» SET TASK: How many lines in these records hold the string "name"? State only that number.

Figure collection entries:
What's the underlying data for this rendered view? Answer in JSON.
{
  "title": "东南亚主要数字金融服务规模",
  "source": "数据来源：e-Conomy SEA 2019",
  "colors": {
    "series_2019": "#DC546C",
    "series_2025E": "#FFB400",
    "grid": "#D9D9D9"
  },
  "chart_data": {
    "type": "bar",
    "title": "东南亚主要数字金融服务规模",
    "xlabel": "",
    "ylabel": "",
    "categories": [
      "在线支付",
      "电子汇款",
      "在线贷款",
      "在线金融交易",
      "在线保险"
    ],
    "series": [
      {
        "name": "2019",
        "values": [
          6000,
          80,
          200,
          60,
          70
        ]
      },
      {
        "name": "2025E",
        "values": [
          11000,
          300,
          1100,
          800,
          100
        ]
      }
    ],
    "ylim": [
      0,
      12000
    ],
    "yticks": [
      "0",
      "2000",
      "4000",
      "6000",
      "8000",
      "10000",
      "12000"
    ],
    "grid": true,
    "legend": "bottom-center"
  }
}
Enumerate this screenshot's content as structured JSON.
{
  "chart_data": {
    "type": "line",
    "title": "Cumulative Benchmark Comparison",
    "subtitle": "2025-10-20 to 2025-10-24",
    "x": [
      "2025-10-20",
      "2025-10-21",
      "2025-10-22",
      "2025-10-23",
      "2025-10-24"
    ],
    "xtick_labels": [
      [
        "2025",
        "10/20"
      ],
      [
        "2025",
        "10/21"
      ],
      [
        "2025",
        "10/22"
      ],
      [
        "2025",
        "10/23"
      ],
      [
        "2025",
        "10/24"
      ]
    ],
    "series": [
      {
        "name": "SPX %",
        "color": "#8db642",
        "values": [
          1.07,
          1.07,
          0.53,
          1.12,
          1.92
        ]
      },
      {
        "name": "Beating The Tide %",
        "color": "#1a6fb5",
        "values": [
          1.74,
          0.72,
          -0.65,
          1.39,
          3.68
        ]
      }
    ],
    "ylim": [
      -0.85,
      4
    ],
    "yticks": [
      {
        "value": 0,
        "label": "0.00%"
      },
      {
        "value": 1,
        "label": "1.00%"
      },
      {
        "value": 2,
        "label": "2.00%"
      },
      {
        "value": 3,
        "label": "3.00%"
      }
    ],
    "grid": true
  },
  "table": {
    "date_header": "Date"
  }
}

» FINAL ANSWER: 4